List each line of the data that holds the word "находилъ".

Records contained in a dataset:
------------------------------
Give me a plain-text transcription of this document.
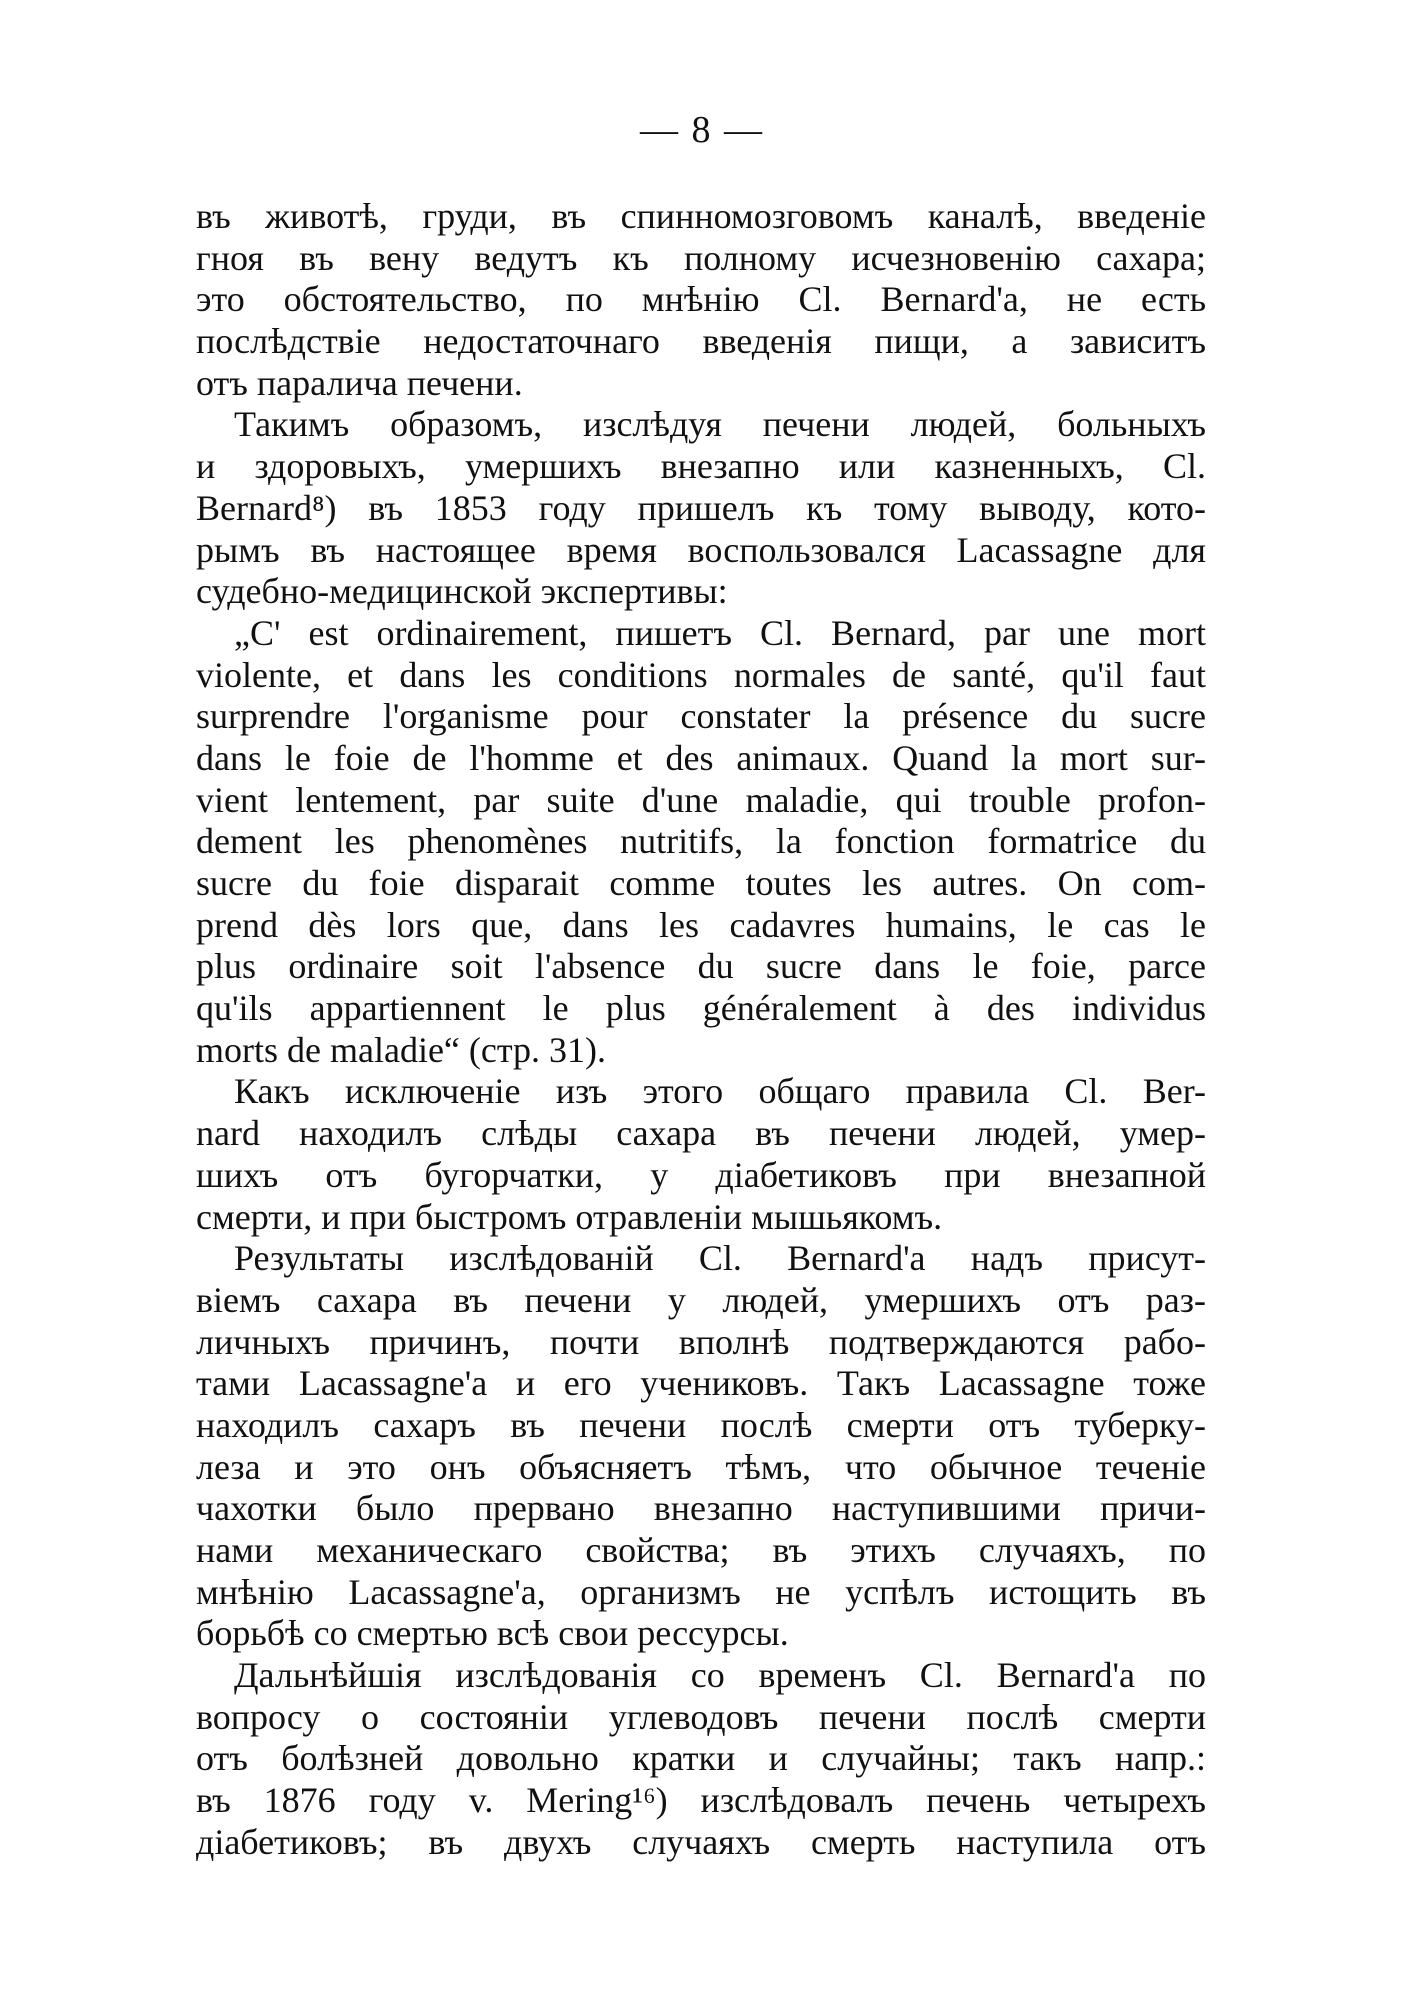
— 8 —
въ животѣ, груди, въ спинномозговомъ каналѣ, введеніе
гноя въ вену ведутъ къ полному исчезновенію сахара;
это обстоятельство, по мнѣнію Cl. Bernard'a, не есть
послѣдствіе недостаточнаго введенія пищи, а зависитъ
отъ паралича печени.
Такимъ образомъ, изслѣдуя печени людей, больныхъ
и здоровыхъ, умершихъ внезапно или казненныхъ, Cl.
Bernard⁸) въ 1853 году пришелъ къ тому выводу, кото-
рымъ въ настоящее время воспользовался Lacassagne для
судебно-медицинской экспертивы:
„C' est ordinairement, пишетъ Cl. Bernard, par une mort
violente, et dans les conditions normales de santé, qu'il faut
surprendre l'organisme pour constater la présence du sucre
dans le foie de l'homme et des animaux. Quand la mort sur-
vient lentement, par suite d'une maladie, qui trouble profon-
dement les phenomènes nutritifs, la fonction formatrice du
sucre du foie disparait comme toutes les autres. On com-
prend dès lors que, dans les cadavres humains, le cas le
plus ordinaire soit l'absence du sucre dans le foie, parce
qu'ils appartiennent le plus généralement à des individus
morts de maladie“ (стр. 31).
Какъ исключеніе изъ этого общаго правила Cl. Ber-
nard находилъ слѣды сахара въ печени людей, умер-
шихъ отъ бугорчатки, у діабетиковъ при внезапной
смерти, и при быстромъ отравленіи мышьякомъ.
Результаты изслѣдованій Cl. Bernard'a надъ присут-
віемъ сахара въ печени у людей, умершихъ отъ раз-
личныхъ причинъ, почти вполнѣ подтверждаются рабо-
тами Lacassagne'a и его учениковъ. Такъ Lacassagne тоже
находилъ сахаръ въ печени послѣ смерти отъ туберку-
леза и это онъ объясняетъ тѣмъ, что обычное теченіе
чахотки было прервано внезапно наступившими причи-
нами механическаго свойства; въ этихъ случаяхъ, по
мнѣнію Lacassagne'a, организмъ не успѣлъ истощить въ
борьбѣ со смертью всѣ свои рессурсы.
Дальнѣйшія изслѣдованія со временъ Cl. Bernard'a по
вопросу о состояніи углеводовъ печени послѣ смерти
отъ болѣзней довольно кратки и случайны; такъ напр.:
въ 1876 году v. Mering¹⁶) изслѣдовалъ печень четырехъ
діабетиковъ; въ двухъ случаяхъ смерть наступила отъ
------------------------------
Exercise solution:
nard находилъ слѣды сахара въ печени людей, умер-
находилъ сахаръ въ печени послѣ смерти отъ туберку-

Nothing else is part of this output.